**Written request:** The entries below should be transcribed in their entirety, exactly as written.

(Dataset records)
▬▬▬▬▬▬▬▬▬▬

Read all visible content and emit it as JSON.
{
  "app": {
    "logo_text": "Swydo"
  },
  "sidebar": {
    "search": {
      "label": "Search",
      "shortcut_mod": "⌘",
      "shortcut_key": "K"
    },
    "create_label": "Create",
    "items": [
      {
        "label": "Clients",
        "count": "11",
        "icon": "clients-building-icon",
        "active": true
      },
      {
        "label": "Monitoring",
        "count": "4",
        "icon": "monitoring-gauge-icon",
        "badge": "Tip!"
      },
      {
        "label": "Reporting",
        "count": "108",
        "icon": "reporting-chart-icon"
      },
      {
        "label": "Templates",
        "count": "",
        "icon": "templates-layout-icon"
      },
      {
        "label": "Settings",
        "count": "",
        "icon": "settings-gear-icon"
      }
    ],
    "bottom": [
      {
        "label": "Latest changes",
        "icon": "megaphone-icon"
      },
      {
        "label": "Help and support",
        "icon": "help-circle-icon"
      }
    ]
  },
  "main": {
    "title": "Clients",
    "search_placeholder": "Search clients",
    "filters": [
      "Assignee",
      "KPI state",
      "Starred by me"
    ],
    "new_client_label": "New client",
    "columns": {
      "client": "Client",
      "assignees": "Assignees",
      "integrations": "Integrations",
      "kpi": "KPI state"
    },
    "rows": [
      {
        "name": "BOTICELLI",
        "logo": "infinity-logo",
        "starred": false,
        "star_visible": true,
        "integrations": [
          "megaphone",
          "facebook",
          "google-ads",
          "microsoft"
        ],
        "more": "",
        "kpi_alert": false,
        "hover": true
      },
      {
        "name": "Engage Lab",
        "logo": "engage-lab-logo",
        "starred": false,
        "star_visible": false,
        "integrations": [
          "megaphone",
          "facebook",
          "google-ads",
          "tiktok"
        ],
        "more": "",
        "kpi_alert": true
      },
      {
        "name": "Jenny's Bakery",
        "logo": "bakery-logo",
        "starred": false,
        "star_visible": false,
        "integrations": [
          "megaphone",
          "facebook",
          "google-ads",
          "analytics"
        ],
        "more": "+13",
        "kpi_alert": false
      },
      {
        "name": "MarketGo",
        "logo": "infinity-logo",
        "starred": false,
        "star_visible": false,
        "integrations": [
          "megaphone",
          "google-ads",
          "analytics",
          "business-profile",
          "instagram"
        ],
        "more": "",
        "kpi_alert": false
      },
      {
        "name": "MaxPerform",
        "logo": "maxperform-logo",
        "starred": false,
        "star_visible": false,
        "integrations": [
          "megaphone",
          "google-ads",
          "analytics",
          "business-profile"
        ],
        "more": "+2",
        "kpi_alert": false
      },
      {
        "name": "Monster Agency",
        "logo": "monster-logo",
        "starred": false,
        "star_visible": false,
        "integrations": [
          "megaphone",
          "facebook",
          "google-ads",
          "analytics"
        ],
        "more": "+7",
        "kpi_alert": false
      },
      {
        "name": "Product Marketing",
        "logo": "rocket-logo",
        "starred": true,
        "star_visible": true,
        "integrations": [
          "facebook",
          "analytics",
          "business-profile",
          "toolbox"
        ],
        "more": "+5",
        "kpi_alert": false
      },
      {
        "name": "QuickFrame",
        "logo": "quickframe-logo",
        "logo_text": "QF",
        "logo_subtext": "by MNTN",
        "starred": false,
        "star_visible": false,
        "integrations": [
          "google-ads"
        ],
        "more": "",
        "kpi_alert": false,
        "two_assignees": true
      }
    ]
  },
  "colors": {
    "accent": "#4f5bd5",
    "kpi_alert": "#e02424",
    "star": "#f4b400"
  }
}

▬▬▬▬▬▬▬▬▬▬

**Exercise answer:**
Read all visible content and emit it as JSON.
{
  "app": {
    "logo_text": "Swydo"
  },
  "sidebar": {
    "search": {
      "label": "Search",
      "shortcut_mod": "⌘",
      "shortcut_key": "K"
    },
    "create_label": "Create",
    "items": [
      {
        "label": "Clients",
        "count": "11",
        "icon": "clients-building-icon",
        "active": true
      },
      {
        "label": "Monitoring",
        "count": "4",
        "icon": "monitoring-gauge-icon",
        "badge": "Tip!"
      },
      {
        "label": "Reporting",
        "count": "108",
        "icon": "reporting-chart-icon"
      },
      {
        "label": "Templates",
        "count": "",
        "icon": "templates-layout-icon"
      },
      {
        "label": "Settings",
        "count": "",
        "icon": "settings-gear-icon"
      }
    ],
    "bottom": [
      {
        "label": "Latest changes",
        "icon": "megaphone-icon"
      },
      {
        "label": "Help and support",
        "icon": "help-circle-icon"
      }
    ]
  },
  "main": {
    "title": "Clients",
    "search_placeholder": "Search clients",
    "filters": [
      "Assignee",
      "KPI state",
      "Starred by me"
    ],
    "new_client_label": "New client",
    "columns": {
      "client": "Client",
      "assignees": "Assignees",
      "integrations": "Integrations",
      "kpi": "KPI state"
    },
    "rows": [
      {
        "name": "BOTICELLI",
        "logo": "infinity-logo",
        "starred": false,
        "star_visible": true,
        "integrations": [
          "megaphone",
          "facebook",
          "google-ads",
          "microsoft"
        ],
        "more": "",
        "kpi_alert": false,
        "hover": true
      },
      {
        "name": "Engage Lab",
        "logo": "engage-lab-logo",
        "starred": false,
        "star_visible": false,
        "integrations": [
          "megaphone",
          "facebook",
          "google-ads",
          "tiktok"
        ],
        "more": "",
        "kpi_alert": true
      },
      {
        "name": "Jenny's Bakery",
        "logo": "bakery-logo",
        "starred": false,
        "star_visible": false,
        "integrations": [
          "megaphone",
          "facebook",
          "google-ads",
          "analytics"
        ],
        "more": "+13",
        "kpi_alert": false
      },
      {
        "name": "MarketGo",
        "logo": "infinity-logo",
        "starred": false,
        "star_visible": false,
        "integrations": [
          "megaphone",
          "google-ads",
          "analytics",
          "business-profile",
          "instagram"
        ],
        "more": "",
        "kpi_alert": false
      },
      {
        "name": "MaxPerform",
        "logo": "maxperform-logo",
        "starred": false,
        "star_visible": false,
        "integrations": [
          "megaphone",
          "google-ads",
          "analytics",
          "business-profile"
        ],
        "more": "+2",
        "kpi_alert": false
      },
      {
        "name": "Monster Agency",
        "logo": "monster-logo",
        "starred": false,
        "star_visible": false,
        "integrations": [
          "megaphone",
          "facebook",
          "google-ads",
          "analytics"
        ],
        "more": "+7",
        "kpi_alert": false
      },
      {
        "name": "Product Marketing",
        "logo": "rocket-logo",
        "starred": true,
        "star_visible": true,
        "integrations": [
          "facebook",
          "analytics",
          "business-profile",
          "toolbox"
        ],
        "more": "+5",
        "kpi_alert": false
      },
      {
        "name": "QuickFrame",
        "logo": "quickframe-logo",
        "logo_text": "QF",
        "logo_subtext": "by MNTN",
        "starred": false,
        "star_visible": false,
        "integrations": [
          "google-ads"
        ],
        "more": "",
        "kpi_alert": false,
        "two_assignees": true
      }
    ]
  },
  "colors": {
    "accent": "#4f5bd5",
    "kpi_alert": "#e02424",
    "star": "#f4b400"
  }
}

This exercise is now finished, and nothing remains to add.